**Problem**
Pick out all lines with the word "color" from the records that follow.

**Raw records**
----
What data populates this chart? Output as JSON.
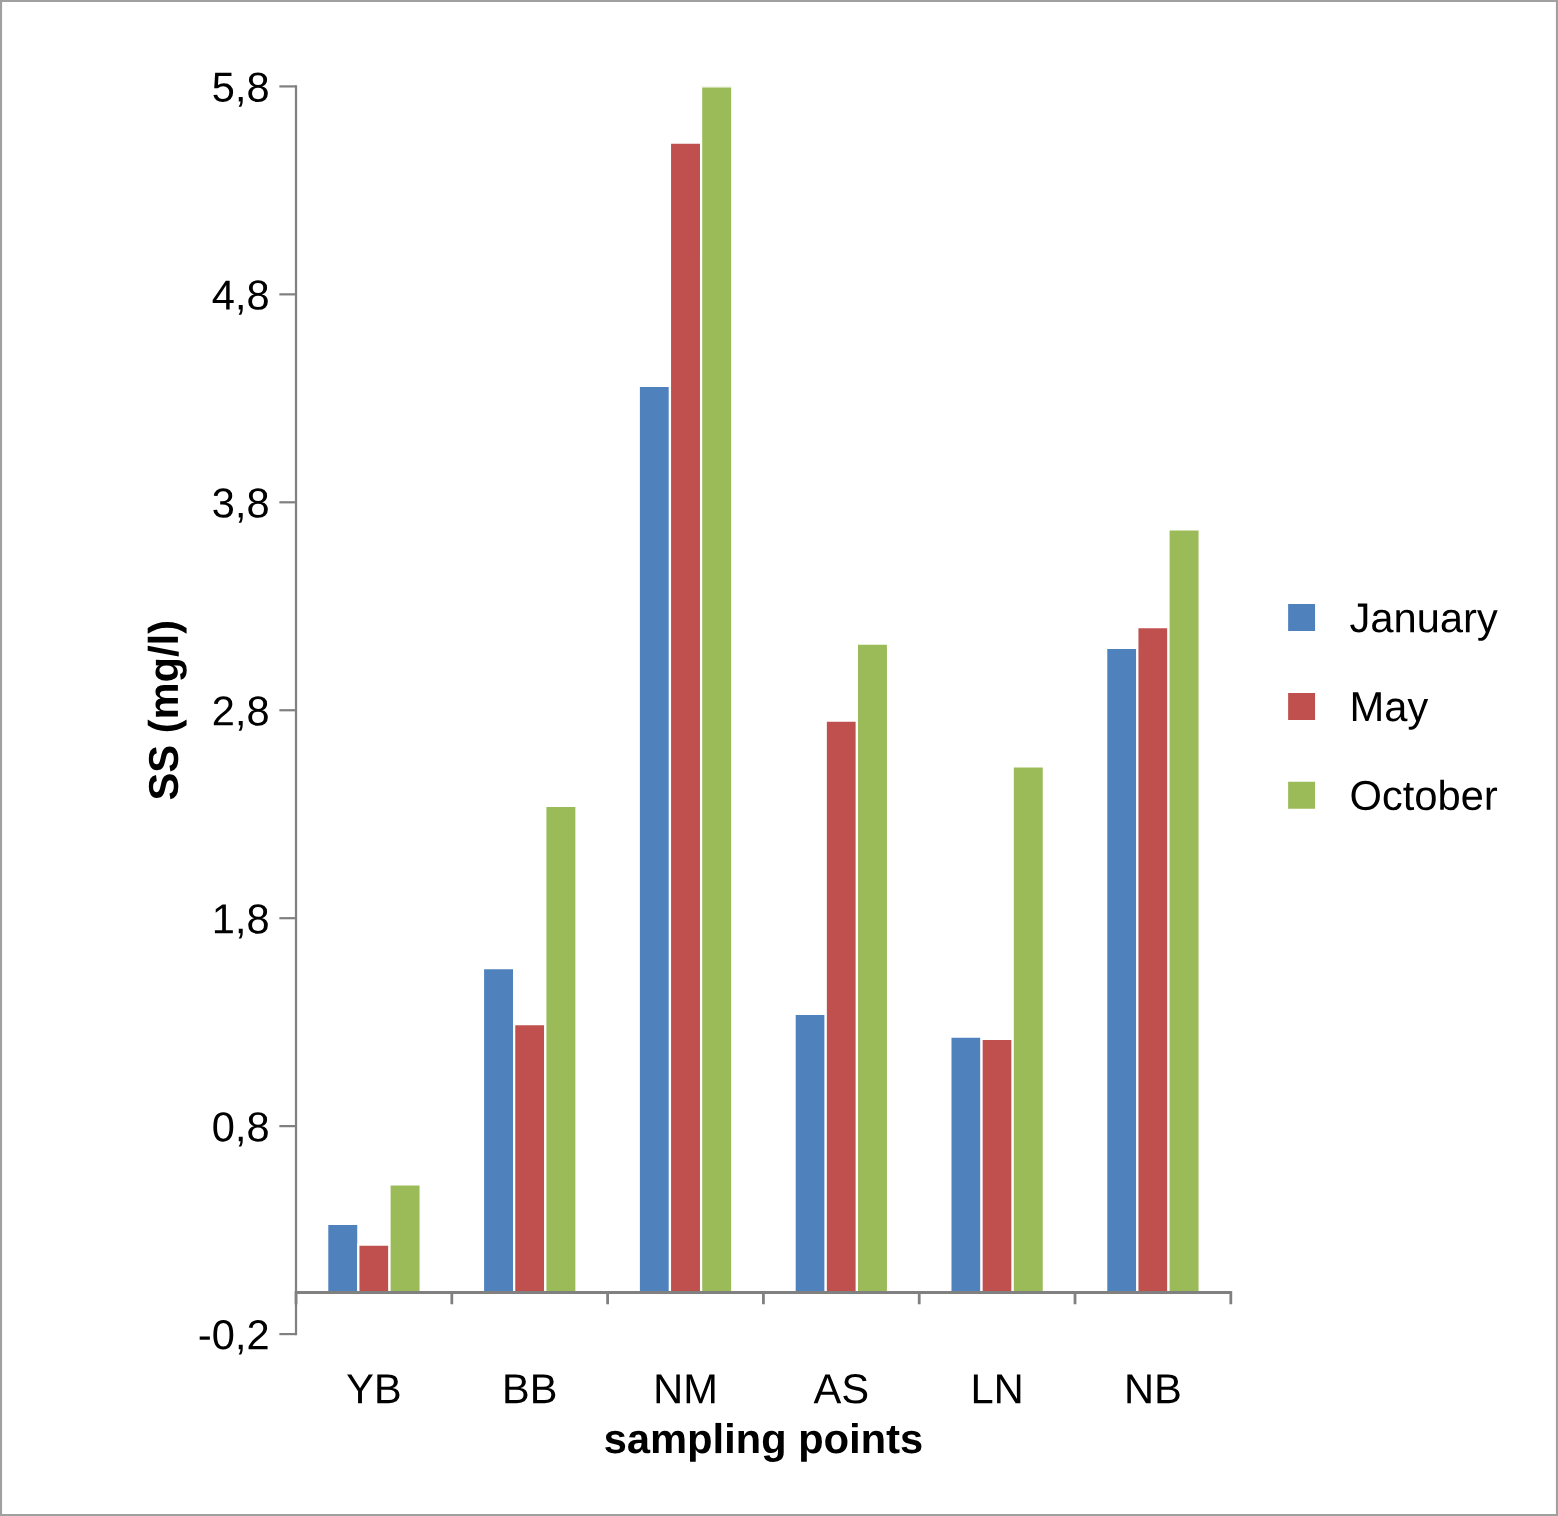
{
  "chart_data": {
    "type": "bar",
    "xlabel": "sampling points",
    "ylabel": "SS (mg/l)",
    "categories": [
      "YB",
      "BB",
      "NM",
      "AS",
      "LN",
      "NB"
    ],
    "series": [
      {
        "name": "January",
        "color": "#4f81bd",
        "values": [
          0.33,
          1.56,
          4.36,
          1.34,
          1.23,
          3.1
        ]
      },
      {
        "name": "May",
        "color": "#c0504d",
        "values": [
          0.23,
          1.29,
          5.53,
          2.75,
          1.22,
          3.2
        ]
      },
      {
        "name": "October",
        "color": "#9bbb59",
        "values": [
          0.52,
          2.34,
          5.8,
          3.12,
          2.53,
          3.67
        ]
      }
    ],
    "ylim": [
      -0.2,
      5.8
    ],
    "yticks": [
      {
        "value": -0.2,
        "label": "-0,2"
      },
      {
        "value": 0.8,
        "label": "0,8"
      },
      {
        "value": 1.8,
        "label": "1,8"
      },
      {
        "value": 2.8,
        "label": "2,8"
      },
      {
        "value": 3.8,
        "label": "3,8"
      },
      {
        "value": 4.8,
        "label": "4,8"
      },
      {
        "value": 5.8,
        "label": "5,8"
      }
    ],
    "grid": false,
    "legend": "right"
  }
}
----
**Response**
        "color": "#4f81bd",
        "color": "#c0504d",
        "color": "#9bbb59",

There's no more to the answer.